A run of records
• • •

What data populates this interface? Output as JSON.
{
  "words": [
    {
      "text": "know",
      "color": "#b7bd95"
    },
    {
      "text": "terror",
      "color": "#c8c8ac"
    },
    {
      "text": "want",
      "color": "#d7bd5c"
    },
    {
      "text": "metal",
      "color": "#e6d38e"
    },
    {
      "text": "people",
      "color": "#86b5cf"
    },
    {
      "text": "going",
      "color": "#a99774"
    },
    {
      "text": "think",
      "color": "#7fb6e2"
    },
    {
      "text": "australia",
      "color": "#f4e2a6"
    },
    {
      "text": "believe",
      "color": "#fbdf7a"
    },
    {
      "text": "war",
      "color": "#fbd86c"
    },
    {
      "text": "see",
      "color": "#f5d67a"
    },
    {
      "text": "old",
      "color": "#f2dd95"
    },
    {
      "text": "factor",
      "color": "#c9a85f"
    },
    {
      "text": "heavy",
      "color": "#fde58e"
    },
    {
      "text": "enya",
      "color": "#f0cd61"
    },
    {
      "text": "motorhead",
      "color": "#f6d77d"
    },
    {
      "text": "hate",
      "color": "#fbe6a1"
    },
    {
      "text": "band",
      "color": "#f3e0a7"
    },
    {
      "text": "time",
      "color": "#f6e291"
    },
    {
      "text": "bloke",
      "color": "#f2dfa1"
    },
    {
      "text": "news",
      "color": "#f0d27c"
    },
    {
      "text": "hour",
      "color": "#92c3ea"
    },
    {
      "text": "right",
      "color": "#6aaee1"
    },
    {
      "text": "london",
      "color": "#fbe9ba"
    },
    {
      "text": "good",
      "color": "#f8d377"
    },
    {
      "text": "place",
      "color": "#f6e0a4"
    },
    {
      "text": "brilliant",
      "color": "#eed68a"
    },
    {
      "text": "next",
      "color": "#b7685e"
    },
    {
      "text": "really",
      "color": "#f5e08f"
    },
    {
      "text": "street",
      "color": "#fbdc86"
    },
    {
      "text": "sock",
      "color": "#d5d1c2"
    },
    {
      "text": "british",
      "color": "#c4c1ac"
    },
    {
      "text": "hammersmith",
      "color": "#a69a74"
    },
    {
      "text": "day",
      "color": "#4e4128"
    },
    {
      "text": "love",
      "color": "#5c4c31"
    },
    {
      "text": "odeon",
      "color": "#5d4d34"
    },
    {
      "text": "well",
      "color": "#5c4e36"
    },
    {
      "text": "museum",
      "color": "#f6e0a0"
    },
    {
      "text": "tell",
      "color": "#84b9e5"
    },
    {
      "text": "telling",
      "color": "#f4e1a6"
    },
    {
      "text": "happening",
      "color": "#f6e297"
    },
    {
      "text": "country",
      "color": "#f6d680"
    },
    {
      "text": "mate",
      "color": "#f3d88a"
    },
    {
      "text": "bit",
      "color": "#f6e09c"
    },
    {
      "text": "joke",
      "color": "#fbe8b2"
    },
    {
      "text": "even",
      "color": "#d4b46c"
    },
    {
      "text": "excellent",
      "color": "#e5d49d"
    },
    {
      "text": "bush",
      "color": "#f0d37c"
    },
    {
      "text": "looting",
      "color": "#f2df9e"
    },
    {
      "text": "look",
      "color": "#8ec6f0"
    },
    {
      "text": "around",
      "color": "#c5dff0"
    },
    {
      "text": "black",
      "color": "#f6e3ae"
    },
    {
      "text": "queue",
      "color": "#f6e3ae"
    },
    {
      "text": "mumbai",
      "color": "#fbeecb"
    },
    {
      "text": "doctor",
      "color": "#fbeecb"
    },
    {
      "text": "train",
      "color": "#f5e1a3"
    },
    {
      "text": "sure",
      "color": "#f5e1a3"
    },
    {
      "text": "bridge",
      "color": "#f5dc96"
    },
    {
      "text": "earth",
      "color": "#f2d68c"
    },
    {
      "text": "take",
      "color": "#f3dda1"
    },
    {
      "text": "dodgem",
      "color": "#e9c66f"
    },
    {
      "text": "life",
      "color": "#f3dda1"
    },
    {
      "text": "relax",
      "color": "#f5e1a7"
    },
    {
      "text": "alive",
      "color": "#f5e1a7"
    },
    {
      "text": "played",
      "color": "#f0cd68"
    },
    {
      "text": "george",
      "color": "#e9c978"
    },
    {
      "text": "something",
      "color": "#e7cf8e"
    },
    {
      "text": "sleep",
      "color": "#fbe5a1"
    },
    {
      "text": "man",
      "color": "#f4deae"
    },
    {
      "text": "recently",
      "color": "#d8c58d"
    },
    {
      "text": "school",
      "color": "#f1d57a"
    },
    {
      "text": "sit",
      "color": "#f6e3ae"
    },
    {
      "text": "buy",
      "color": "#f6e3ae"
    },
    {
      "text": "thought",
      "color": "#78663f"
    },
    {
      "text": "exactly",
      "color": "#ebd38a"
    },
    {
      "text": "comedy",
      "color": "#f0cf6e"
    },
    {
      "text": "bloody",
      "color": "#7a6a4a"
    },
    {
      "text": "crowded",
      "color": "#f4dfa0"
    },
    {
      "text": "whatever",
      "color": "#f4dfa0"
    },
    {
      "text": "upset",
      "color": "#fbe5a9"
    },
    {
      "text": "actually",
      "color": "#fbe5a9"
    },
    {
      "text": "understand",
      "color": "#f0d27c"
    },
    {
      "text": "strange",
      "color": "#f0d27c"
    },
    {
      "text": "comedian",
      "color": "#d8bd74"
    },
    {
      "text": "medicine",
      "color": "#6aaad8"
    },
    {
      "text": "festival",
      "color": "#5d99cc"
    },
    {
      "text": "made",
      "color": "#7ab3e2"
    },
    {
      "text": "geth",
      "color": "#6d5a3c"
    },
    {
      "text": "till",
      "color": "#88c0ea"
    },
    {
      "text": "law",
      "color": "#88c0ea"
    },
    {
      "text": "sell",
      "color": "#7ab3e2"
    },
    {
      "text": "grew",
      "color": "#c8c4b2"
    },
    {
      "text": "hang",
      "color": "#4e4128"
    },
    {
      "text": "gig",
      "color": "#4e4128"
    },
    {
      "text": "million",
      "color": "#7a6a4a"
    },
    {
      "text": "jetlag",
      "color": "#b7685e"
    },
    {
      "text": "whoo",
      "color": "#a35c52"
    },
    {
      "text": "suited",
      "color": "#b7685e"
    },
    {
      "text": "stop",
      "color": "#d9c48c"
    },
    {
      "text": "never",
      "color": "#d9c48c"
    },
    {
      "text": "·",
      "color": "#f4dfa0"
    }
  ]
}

• • •

### Short exercise:
The records above should be repeated in full, exactly as given.

### Response:
What data populates this interface? Output as JSON.
{
  "words": [
    {
      "text": "know",
      "color": "#b7bd95"
    },
    {
      "text": "terror",
      "color": "#c8c8ac"
    },
    {
      "text": "want",
      "color": "#d7bd5c"
    },
    {
      "text": "metal",
      "color": "#e6d38e"
    },
    {
      "text": "people",
      "color": "#86b5cf"
    },
    {
      "text": "going",
      "color": "#a99774"
    },
    {
      "text": "think",
      "color": "#7fb6e2"
    },
    {
      "text": "australia",
      "color": "#f4e2a6"
    },
    {
      "text": "believe",
      "color": "#fbdf7a"
    },
    {
      "text": "war",
      "color": "#fbd86c"
    },
    {
      "text": "see",
      "color": "#f5d67a"
    },
    {
      "text": "old",
      "color": "#f2dd95"
    },
    {
      "text": "factor",
      "color": "#c9a85f"
    },
    {
      "text": "heavy",
      "color": "#fde58e"
    },
    {
      "text": "enya",
      "color": "#f0cd61"
    },
    {
      "text": "motorhead",
      "color": "#f6d77d"
    },
    {
      "text": "hate",
      "color": "#fbe6a1"
    },
    {
      "text": "band",
      "color": "#f3e0a7"
    },
    {
      "text": "time",
      "color": "#f6e291"
    },
    {
      "text": "bloke",
      "color": "#f2dfa1"
    },
    {
      "text": "news",
      "color": "#f0d27c"
    },
    {
      "text": "hour",
      "color": "#92c3ea"
    },
    {
      "text": "right",
      "color": "#6aaee1"
    },
    {
      "text": "london",
      "color": "#fbe9ba"
    },
    {
      "text": "good",
      "color": "#f8d377"
    },
    {
      "text": "place",
      "color": "#f6e0a4"
    },
    {
      "text": "brilliant",
      "color": "#eed68a"
    },
    {
      "text": "next",
      "color": "#b7685e"
    },
    {
      "text": "really",
      "color": "#f5e08f"
    },
    {
      "text": "street",
      "color": "#fbdc86"
    },
    {
      "text": "sock",
      "color": "#d5d1c2"
    },
    {
      "text": "british",
      "color": "#c4c1ac"
    },
    {
      "text": "hammersmith",
      "color": "#a69a74"
    },
    {
      "text": "day",
      "color": "#4e4128"
    },
    {
      "text": "love",
      "color": "#5c4c31"
    },
    {
      "text": "odeon",
      "color": "#5d4d34"
    },
    {
      "text": "well",
      "color": "#5c4e36"
    },
    {
      "text": "museum",
      "color": "#f6e0a0"
    },
    {
      "text": "tell",
      "color": "#84b9e5"
    },
    {
      "text": "telling",
      "color": "#f4e1a6"
    },
    {
      "text": "happening",
      "color": "#f6e297"
    },
    {
      "text": "country",
      "color": "#f6d680"
    },
    {
      "text": "mate",
      "color": "#f3d88a"
    },
    {
      "text": "bit",
      "color": "#f6e09c"
    },
    {
      "text": "joke",
      "color": "#fbe8b2"
    },
    {
      "text": "even",
      "color": "#d4b46c"
    },
    {
      "text": "excellent",
      "color": "#e5d49d"
    },
    {
      "text": "bush",
      "color": "#f0d37c"
    },
    {
      "text": "looting",
      "color": "#f2df9e"
    },
    {
      "text": "look",
      "color": "#8ec6f0"
    },
    {
      "text": "around",
      "color": "#c5dff0"
    },
    {
      "text": "black",
      "color": "#f6e3ae"
    },
    {
      "text": "queue",
      "color": "#f6e3ae"
    },
    {
      "text": "mumbai",
      "color": "#fbeecb"
    },
    {
      "text": "doctor",
      "color": "#fbeecb"
    },
    {
      "text": "train",
      "color": "#f5e1a3"
    },
    {
      "text": "sure",
      "color": "#f5e1a3"
    },
    {
      "text": "bridge",
      "color": "#f5dc96"
    },
    {
      "text": "earth",
      "color": "#f2d68c"
    },
    {
      "text": "take",
      "color": "#f3dda1"
    },
    {
      "text": "dodgem",
      "color": "#e9c66f"
    },
    {
      "text": "life",
      "color": "#f3dda1"
    },
    {
      "text": "relax",
      "color": "#f5e1a7"
    },
    {
      "text": "alive",
      "color": "#f5e1a7"
    },
    {
      "text": "played",
      "color": "#f0cd68"
    },
    {
      "text": "george",
      "color": "#e9c978"
    },
    {
      "text": "something",
      "color": "#e7cf8e"
    },
    {
      "text": "sleep",
      "color": "#fbe5a1"
    },
    {
      "text": "man",
      "color": "#f4deae"
    },
    {
      "text": "recently",
      "color": "#d8c58d"
    },
    {
      "text": "school",
      "color": "#f1d57a"
    },
    {
      "text": "sit",
      "color": "#f6e3ae"
    },
    {
      "text": "buy",
      "color": "#f6e3ae"
    },
    {
      "text": "thought",
      "color": "#78663f"
    },
    {
      "text": "exactly",
      "color": "#ebd38a"
    },
    {
      "text": "comedy",
      "color": "#f0cf6e"
    },
    {
      "text": "bloody",
      "color": "#7a6a4a"
    },
    {
      "text": "crowded",
      "color": "#f4dfa0"
    },
    {
      "text": "whatever",
      "color": "#f4dfa0"
    },
    {
      "text": "upset",
      "color": "#fbe5a9"
    },
    {
      "text": "actually",
      "color": "#fbe5a9"
    },
    {
      "text": "understand",
      "color": "#f0d27c"
    },
    {
      "text": "strange",
      "color": "#f0d27c"
    },
    {
      "text": "comedian",
      "color": "#d8bd74"
    },
    {
      "text": "medicine",
      "color": "#6aaad8"
    },
    {
      "text": "festival",
      "color": "#5d99cc"
    },
    {
      "text": "made",
      "color": "#7ab3e2"
    },
    {
      "text": "geth",
      "color": "#6d5a3c"
    },
    {
      "text": "till",
      "color": "#88c0ea"
    },
    {
      "text": "law",
      "color": "#88c0ea"
    },
    {
      "text": "sell",
      "color": "#7ab3e2"
    },
    {
      "text": "grew",
      "color": "#c8c4b2"
    },
    {
      "text": "hang",
      "color": "#4e4128"
    },
    {
      "text": "gig",
      "color": "#4e4128"
    },
    {
      "text": "million",
      "color": "#7a6a4a"
    },
    {
      "text": "jetlag",
      "color": "#b7685e"
    },
    {
      "text": "whoo",
      "color": "#a35c52"
    },
    {
      "text": "suited",
      "color": "#b7685e"
    },
    {
      "text": "stop",
      "color": "#d9c48c"
    },
    {
      "text": "never",
      "color": "#d9c48c"
    },
    {
      "text": "·",
      "color": "#f4dfa0"
    }
  ]
}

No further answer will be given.